• Written problem: Select and reproduce each line of the listing below that bears the string "fill".

----------

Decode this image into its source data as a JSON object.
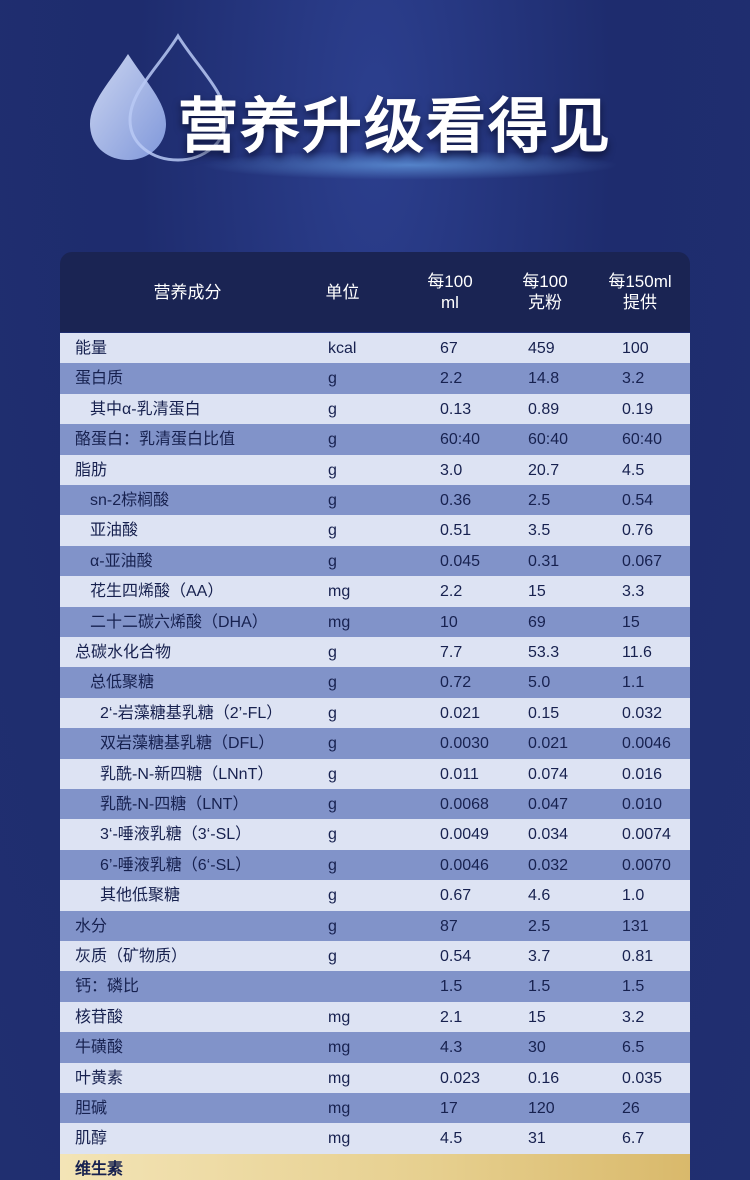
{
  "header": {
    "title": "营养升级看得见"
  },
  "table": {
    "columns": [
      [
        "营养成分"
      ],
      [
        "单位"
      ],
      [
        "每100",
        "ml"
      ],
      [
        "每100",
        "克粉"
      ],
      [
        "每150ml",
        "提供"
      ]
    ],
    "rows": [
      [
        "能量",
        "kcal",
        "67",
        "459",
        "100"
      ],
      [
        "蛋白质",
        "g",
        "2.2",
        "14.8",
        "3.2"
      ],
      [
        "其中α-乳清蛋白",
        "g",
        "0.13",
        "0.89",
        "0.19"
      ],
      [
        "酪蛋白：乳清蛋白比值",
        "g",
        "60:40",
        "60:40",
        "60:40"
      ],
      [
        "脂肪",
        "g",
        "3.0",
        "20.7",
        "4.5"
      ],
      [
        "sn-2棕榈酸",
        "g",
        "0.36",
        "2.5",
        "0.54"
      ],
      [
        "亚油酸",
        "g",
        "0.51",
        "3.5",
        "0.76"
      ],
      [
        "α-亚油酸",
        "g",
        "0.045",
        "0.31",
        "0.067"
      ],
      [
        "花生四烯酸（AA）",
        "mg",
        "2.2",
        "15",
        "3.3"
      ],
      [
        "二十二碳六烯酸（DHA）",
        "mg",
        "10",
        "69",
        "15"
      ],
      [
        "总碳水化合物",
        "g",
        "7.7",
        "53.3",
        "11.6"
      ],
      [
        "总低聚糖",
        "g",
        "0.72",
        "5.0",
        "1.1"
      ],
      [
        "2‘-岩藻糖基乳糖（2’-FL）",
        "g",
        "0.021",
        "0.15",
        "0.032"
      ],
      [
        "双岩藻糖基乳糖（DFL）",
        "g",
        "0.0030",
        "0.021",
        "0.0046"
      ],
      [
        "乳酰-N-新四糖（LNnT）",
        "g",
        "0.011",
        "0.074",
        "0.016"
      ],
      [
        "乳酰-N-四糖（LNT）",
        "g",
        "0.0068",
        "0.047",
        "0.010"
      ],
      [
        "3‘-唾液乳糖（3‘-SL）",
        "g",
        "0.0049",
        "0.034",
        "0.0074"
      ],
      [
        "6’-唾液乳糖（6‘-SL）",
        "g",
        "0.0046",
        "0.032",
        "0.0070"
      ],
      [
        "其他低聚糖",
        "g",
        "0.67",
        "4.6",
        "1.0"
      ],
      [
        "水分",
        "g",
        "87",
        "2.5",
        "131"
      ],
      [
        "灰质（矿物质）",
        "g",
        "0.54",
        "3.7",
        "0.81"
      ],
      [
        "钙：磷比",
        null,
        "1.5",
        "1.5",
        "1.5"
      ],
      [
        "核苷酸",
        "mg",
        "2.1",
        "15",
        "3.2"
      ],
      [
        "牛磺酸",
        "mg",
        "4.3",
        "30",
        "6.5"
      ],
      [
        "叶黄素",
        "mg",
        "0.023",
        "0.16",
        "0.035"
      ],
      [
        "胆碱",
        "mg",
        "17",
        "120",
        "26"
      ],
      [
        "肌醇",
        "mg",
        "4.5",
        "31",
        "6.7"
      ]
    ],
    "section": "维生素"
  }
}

----------

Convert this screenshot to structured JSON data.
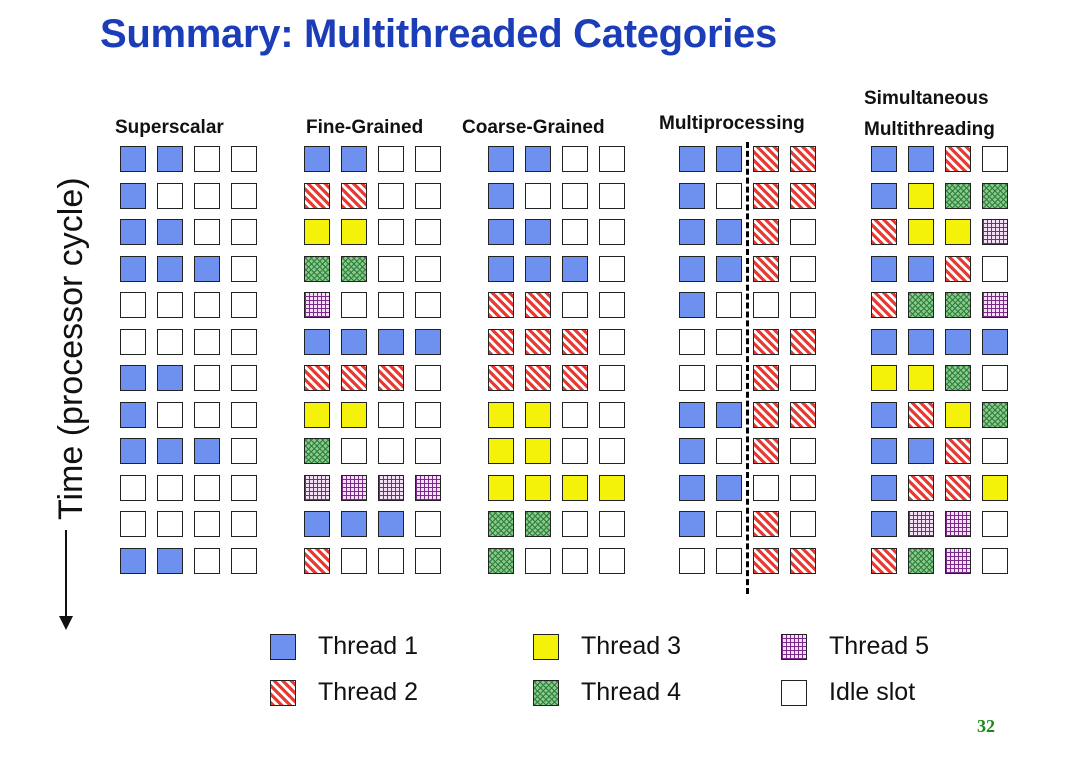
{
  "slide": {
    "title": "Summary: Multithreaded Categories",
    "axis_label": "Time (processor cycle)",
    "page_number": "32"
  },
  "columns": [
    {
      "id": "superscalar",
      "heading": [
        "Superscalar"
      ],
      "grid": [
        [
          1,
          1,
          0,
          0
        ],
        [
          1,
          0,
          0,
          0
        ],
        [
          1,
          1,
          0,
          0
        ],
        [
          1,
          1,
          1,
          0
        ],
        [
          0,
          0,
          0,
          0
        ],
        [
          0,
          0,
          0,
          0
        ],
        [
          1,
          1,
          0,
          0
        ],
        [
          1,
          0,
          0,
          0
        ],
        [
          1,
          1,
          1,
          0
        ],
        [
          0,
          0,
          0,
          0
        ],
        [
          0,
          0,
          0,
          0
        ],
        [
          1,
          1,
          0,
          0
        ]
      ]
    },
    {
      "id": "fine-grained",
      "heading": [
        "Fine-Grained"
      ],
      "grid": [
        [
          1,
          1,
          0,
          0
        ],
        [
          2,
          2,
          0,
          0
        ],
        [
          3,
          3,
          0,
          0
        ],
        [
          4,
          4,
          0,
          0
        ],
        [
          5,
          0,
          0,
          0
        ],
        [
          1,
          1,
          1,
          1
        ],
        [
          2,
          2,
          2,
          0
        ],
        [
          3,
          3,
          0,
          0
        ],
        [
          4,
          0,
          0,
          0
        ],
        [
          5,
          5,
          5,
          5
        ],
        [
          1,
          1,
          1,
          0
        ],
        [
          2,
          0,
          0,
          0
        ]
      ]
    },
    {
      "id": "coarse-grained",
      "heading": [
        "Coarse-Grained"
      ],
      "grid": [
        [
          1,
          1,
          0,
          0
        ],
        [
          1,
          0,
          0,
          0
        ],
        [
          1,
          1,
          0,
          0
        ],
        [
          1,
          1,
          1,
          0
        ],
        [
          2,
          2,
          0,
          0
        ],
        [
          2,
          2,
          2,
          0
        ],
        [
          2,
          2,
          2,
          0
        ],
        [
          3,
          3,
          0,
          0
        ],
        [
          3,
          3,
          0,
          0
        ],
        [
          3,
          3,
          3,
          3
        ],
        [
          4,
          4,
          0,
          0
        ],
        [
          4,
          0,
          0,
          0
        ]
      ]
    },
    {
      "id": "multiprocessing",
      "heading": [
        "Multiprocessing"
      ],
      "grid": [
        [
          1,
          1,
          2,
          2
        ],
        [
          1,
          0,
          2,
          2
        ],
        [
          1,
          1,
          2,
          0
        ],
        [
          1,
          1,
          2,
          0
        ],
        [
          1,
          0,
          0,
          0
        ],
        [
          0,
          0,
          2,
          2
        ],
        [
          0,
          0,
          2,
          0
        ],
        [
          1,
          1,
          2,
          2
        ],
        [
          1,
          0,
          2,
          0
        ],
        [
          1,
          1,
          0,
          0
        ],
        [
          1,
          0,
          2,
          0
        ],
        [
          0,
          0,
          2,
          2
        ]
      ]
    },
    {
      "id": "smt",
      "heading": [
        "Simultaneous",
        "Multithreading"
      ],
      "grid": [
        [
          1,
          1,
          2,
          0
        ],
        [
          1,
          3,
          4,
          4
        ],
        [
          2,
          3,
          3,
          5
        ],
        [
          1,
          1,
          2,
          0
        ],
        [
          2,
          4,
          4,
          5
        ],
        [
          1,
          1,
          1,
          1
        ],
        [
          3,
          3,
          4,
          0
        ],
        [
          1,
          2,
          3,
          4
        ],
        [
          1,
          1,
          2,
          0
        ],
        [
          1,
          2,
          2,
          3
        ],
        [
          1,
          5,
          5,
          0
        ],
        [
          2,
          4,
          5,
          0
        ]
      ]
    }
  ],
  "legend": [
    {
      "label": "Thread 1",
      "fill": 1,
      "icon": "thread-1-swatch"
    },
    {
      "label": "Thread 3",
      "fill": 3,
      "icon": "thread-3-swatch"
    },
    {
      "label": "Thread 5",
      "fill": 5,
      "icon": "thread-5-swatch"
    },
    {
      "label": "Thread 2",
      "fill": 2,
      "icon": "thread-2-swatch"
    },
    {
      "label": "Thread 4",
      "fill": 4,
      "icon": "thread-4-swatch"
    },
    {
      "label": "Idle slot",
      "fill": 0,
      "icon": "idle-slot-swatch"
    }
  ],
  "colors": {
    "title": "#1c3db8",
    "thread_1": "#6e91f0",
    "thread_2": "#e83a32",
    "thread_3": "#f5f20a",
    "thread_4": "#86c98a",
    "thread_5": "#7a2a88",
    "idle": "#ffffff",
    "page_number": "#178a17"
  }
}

----------

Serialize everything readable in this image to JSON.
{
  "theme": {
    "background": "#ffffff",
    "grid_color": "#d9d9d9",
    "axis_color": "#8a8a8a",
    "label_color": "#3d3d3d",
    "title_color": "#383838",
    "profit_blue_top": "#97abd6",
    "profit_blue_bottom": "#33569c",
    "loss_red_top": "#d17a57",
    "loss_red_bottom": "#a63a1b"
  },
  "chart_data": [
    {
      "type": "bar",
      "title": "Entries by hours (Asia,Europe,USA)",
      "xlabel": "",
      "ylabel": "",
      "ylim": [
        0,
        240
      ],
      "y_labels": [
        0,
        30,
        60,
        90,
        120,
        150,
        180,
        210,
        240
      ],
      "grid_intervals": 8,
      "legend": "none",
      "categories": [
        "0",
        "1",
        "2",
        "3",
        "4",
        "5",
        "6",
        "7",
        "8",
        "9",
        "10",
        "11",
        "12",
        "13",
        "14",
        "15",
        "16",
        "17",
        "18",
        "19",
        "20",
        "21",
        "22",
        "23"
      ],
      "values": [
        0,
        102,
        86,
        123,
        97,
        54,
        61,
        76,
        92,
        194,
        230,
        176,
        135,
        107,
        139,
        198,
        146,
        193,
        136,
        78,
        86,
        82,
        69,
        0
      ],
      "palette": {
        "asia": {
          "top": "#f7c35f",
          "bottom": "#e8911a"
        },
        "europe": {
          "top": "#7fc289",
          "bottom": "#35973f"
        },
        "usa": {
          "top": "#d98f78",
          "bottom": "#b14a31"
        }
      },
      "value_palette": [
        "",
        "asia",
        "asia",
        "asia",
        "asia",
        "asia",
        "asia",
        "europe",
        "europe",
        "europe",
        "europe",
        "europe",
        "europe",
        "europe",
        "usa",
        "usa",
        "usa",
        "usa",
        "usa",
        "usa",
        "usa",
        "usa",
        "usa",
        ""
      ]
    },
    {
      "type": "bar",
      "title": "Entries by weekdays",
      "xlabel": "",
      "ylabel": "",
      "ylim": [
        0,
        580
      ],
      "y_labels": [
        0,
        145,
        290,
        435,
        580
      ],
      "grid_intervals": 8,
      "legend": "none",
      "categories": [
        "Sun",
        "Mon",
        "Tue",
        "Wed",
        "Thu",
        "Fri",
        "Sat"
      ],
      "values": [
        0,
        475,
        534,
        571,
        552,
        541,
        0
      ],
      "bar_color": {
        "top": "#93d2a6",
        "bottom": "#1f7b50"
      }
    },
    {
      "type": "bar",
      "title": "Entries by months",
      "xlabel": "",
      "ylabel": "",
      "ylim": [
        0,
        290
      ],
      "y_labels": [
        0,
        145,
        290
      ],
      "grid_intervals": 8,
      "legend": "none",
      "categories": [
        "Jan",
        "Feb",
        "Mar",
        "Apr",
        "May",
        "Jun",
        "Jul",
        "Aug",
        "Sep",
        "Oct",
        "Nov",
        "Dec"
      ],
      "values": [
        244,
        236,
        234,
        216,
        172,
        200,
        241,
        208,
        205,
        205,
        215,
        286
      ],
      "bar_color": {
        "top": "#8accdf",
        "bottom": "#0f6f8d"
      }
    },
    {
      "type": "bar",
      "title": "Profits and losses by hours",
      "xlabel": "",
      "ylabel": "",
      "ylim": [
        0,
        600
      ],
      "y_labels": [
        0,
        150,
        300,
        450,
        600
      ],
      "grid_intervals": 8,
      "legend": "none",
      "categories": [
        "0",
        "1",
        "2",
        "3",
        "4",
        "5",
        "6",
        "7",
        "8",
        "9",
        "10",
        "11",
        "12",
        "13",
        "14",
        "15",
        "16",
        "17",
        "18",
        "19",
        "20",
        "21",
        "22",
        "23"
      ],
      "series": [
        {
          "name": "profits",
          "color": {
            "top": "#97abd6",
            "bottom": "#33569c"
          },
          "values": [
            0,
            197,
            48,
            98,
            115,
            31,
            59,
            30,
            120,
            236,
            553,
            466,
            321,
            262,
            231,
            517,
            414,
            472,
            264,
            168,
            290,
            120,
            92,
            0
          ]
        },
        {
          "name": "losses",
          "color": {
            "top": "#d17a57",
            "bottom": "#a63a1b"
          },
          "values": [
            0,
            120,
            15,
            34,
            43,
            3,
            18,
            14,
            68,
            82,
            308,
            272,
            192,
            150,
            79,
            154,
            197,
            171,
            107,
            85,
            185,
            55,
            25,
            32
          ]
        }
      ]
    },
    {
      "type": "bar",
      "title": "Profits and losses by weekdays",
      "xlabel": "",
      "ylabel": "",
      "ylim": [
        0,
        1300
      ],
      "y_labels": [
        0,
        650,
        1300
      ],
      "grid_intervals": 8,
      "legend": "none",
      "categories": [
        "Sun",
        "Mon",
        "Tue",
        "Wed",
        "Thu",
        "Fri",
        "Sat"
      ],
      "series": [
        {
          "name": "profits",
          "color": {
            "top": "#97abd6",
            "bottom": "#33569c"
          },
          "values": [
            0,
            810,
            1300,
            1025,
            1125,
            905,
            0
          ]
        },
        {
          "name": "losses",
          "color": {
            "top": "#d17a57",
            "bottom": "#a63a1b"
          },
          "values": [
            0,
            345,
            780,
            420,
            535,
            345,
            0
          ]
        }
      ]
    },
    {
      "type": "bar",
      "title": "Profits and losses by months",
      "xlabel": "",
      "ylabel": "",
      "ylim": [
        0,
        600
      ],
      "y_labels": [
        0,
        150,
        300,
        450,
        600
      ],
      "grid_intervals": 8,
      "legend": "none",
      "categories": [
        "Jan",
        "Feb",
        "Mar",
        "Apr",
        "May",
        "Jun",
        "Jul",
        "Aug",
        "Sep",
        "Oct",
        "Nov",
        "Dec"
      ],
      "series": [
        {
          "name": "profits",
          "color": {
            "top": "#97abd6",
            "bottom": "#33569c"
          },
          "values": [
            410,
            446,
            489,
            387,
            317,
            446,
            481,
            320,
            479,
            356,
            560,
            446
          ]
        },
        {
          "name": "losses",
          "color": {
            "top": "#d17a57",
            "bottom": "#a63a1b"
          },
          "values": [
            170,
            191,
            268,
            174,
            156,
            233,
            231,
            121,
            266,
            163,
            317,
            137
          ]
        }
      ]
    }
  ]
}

----------

• Exercise response:
      "fill": 1,
      "fill": 3,
      "fill": 5,
      "fill": 2,
      "fill": 4,
      "fill": 0,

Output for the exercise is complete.